EXCERPTED DATA:
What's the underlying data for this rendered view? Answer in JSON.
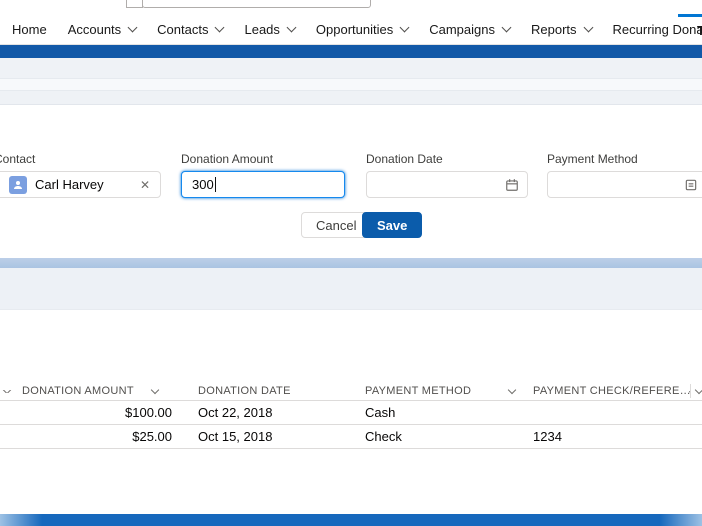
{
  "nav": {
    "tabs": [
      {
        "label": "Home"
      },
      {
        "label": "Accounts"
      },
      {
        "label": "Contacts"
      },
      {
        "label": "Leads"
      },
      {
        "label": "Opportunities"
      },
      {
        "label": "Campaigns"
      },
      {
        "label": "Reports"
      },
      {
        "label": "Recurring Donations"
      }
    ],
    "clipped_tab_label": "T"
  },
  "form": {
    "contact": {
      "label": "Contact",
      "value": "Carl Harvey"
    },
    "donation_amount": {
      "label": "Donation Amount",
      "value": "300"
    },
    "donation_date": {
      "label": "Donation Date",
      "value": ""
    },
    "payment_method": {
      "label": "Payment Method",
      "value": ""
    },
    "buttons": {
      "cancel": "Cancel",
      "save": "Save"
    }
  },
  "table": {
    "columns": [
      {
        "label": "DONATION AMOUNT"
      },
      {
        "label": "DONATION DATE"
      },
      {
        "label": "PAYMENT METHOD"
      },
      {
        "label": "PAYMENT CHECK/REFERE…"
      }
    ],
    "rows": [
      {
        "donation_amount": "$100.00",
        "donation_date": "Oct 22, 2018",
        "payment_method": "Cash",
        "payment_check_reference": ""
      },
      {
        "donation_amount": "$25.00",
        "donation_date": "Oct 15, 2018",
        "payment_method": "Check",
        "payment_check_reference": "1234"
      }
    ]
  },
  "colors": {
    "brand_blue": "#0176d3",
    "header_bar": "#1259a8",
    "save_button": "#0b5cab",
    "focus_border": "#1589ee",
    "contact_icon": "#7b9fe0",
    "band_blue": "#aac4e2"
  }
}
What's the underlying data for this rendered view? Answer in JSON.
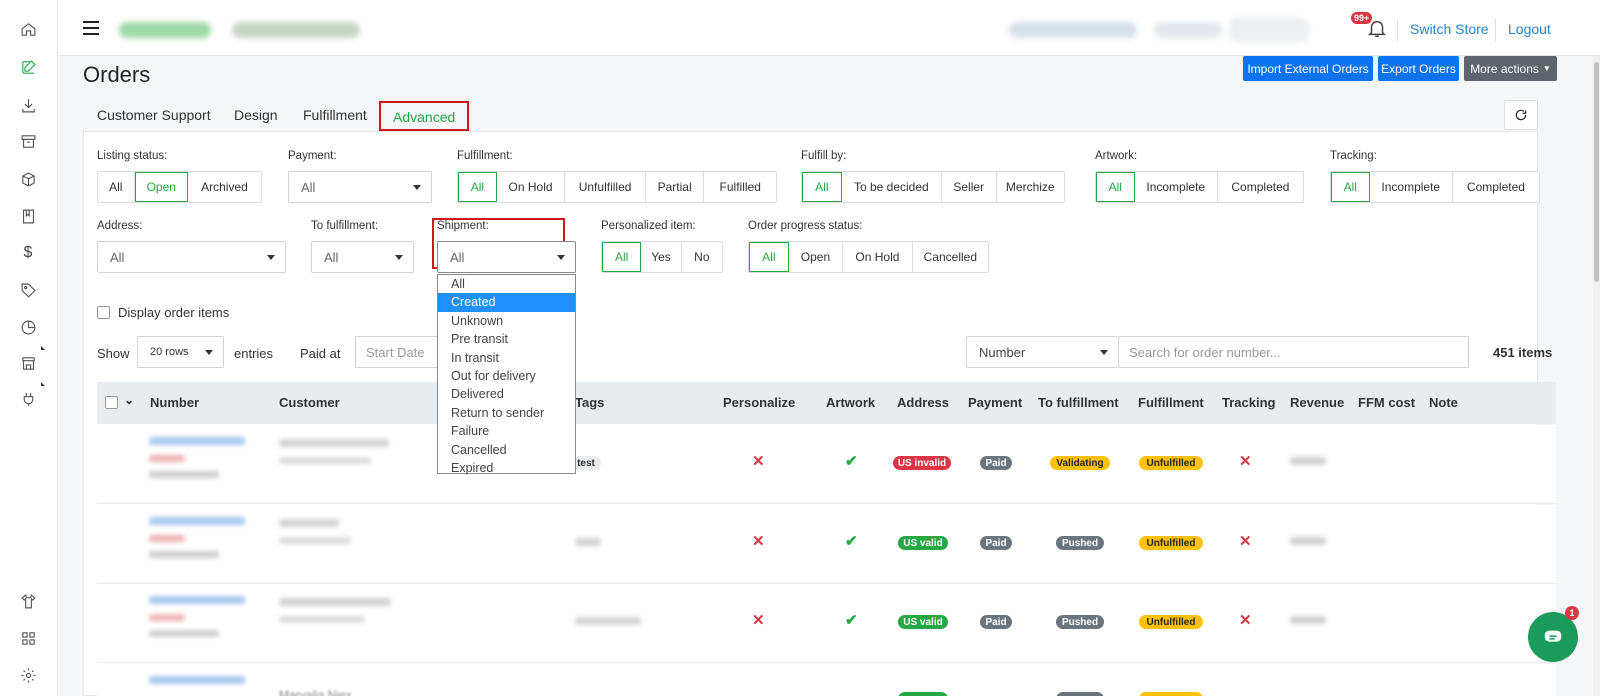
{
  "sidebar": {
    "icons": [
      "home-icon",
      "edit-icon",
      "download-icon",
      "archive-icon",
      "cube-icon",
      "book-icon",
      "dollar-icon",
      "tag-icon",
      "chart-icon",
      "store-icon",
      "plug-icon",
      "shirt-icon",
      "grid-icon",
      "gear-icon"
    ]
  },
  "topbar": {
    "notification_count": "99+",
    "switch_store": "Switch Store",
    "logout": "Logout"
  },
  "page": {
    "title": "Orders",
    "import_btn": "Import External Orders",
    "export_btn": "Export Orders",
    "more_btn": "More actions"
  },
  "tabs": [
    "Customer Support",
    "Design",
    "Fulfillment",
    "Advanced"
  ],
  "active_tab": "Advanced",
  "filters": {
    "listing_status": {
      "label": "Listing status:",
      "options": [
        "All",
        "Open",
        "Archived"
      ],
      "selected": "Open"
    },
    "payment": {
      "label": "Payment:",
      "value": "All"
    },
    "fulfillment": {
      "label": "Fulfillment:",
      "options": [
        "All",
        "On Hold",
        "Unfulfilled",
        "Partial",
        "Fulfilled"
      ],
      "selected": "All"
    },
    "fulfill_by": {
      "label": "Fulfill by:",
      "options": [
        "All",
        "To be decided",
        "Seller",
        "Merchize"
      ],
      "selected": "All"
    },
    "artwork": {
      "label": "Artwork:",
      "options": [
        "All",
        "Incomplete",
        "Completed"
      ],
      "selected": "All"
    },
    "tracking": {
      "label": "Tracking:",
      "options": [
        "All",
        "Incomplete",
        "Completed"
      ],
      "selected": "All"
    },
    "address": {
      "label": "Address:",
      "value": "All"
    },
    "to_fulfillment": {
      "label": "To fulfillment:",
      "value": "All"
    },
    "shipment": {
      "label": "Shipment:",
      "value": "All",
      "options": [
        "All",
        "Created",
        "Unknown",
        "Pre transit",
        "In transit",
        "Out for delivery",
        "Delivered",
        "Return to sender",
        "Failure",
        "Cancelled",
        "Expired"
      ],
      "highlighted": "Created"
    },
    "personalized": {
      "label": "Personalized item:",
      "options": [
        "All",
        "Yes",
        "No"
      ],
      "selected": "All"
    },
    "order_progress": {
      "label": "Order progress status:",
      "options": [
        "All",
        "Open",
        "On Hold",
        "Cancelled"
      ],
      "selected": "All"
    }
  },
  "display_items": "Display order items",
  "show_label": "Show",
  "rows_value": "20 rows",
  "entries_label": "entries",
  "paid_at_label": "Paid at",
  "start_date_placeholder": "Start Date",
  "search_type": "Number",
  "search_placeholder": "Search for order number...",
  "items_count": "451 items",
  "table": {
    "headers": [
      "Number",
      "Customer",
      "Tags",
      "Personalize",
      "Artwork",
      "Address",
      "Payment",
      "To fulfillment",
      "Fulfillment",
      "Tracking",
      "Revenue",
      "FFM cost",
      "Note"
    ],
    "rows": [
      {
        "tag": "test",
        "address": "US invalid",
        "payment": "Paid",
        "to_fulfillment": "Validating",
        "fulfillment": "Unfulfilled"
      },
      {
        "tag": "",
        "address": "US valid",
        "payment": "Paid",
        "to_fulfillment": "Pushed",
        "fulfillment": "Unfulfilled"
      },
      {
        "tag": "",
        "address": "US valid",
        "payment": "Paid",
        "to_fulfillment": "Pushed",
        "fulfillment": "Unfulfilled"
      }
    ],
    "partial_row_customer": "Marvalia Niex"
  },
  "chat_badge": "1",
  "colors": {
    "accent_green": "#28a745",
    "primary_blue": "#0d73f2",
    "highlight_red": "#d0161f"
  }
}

WRITTEN PROBLEM:
Without the pictures, copy the material exactly as given.

OUTPUT:
What's the underlying data for this rendered view? Answer in JSON.
{
  "nav": {
    "tabs": [
      {
        "label": "Home"
      },
      {
        "label": "Accounts"
      },
      {
        "label": "Contacts"
      },
      {
        "label": "Leads"
      },
      {
        "label": "Opportunities"
      },
      {
        "label": "Campaigns"
      },
      {
        "label": "Reports"
      },
      {
        "label": "Recurring Donations"
      }
    ],
    "clipped_tab_label": "T"
  },
  "form": {
    "contact": {
      "label": "Contact",
      "value": "Carl Harvey"
    },
    "donation_amount": {
      "label": "Donation Amount",
      "value": "300"
    },
    "donation_date": {
      "label": "Donation Date",
      "value": ""
    },
    "payment_method": {
      "label": "Payment Method",
      "value": ""
    },
    "buttons": {
      "cancel": "Cancel",
      "save": "Save"
    }
  },
  "table": {
    "columns": [
      {
        "label": "DONATION AMOUNT"
      },
      {
        "label": "DONATION DATE"
      },
      {
        "label": "PAYMENT METHOD"
      },
      {
        "label": "PAYMENT CHECK/REFERE…"
      }
    ],
    "rows": [
      {
        "donation_amount": "$100.00",
        "donation_date": "Oct 22, 2018",
        "payment_method": "Cash",
        "payment_check_reference": ""
      },
      {
        "donation_amount": "$25.00",
        "donation_date": "Oct 15, 2018",
        "payment_method": "Check",
        "payment_check_reference": "1234"
      }
    ]
  },
  "colors": {
    "brand_blue": "#0176d3",
    "header_bar": "#1259a8",
    "save_button": "#0b5cab",
    "focus_border": "#1589ee",
    "contact_icon": "#7b9fe0",
    "band_blue": "#aac4e2"
  }
}
What's the underlying data for this rendered view? Answer in JSON.
{
  "sidebar": {
    "icons": [
      "home-icon",
      "edit-icon",
      "download-icon",
      "archive-icon",
      "cube-icon",
      "book-icon",
      "dollar-icon",
      "tag-icon",
      "chart-icon",
      "store-icon",
      "plug-icon",
      "shirt-icon",
      "grid-icon",
      "gear-icon"
    ]
  },
  "topbar": {
    "notification_count": "99+",
    "switch_store": "Switch Store",
    "logout": "Logout"
  },
  "page": {
    "title": "Orders",
    "import_btn": "Import External Orders",
    "export_btn": "Export Orders",
    "more_btn": "More actions"
  },
  "tabs": [
    "Customer Support",
    "Design",
    "Fulfillment",
    "Advanced"
  ],
  "active_tab": "Advanced",
  "filters": {
    "listing_status": {
      "label": "Listing status:",
      "options": [
        "All",
        "Open",
        "Archived"
      ],
      "selected": "Open"
    },
    "payment": {
      "label": "Payment:",
      "value": "All"
    },
    "fulfillment": {
      "label": "Fulfillment:",
      "options": [
        "All",
        "On Hold",
        "Unfulfilled",
        "Partial",
        "Fulfilled"
      ],
      "selected": "All"
    },
    "fulfill_by": {
      "label": "Fulfill by:",
      "options": [
        "All",
        "To be decided",
        "Seller",
        "Merchize"
      ],
      "selected": "All"
    },
    "artwork": {
      "label": "Artwork:",
      "options": [
        "All",
        "Incomplete",
        "Completed"
      ],
      "selected": "All"
    },
    "tracking": {
      "label": "Tracking:",
      "options": [
        "All",
        "Incomplete",
        "Completed"
      ],
      "selected": "All"
    },
    "address": {
      "label": "Address:",
      "value": "All"
    },
    "to_fulfillment": {
      "label": "To fulfillment:",
      "value": "All"
    },
    "shipment": {
      "label": "Shipment:",
      "value": "All",
      "options": [
        "All",
        "Created",
        "Unknown",
        "Pre transit",
        "In transit",
        "Out for delivery",
        "Delivered",
        "Return to sender",
        "Failure",
        "Cancelled",
        "Expired"
      ],
      "highlighted": "Created"
    },
    "personalized": {
      "label": "Personalized item:",
      "options": [
        "All",
        "Yes",
        "No"
      ],
      "selected": "All"
    },
    "order_progress": {
      "label": "Order progress status:",
      "options": [
        "All",
        "Open",
        "On Hold",
        "Cancelled"
      ],
      "selected": "All"
    }
  },
  "display_items": "Display order items",
  "show_label": "Show",
  "rows_value": "20 rows",
  "entries_label": "entries",
  "paid_at_label": "Paid at",
  "start_date_placeholder": "Start Date",
  "search_type": "Number",
  "search_placeholder": "Search for order number...",
  "items_count": "451 items",
  "table": {
    "headers": [
      "Number",
      "Customer",
      "Tags",
      "Personalize",
      "Artwork",
      "Address",
      "Payment",
      "To fulfillment",
      "Fulfillment",
      "Tracking",
      "Revenue",
      "FFM cost",
      "Note"
    ],
    "rows": [
      {
        "tag": "test",
        "address": "US invalid",
        "payment": "Paid",
        "to_fulfillment": "Validating",
        "fulfillment": "Unfulfilled"
      },
      {
        "tag": "",
        "address": "US valid",
        "payment": "Paid",
        "to_fulfillment": "Pushed",
        "fulfillment": "Unfulfilled"
      },
      {
        "tag": "",
        "address": "US valid",
        "payment": "Paid",
        "to_fulfillment": "Pushed",
        "fulfillment": "Unfulfilled"
      }
    ],
    "partial_row_customer": "Marvalia Niex"
  },
  "chat_badge": "1",
  "colors": {
    "accent_green": "#28a745",
    "primary_blue": "#0d73f2",
    "highlight_red": "#d0161f"
  }
}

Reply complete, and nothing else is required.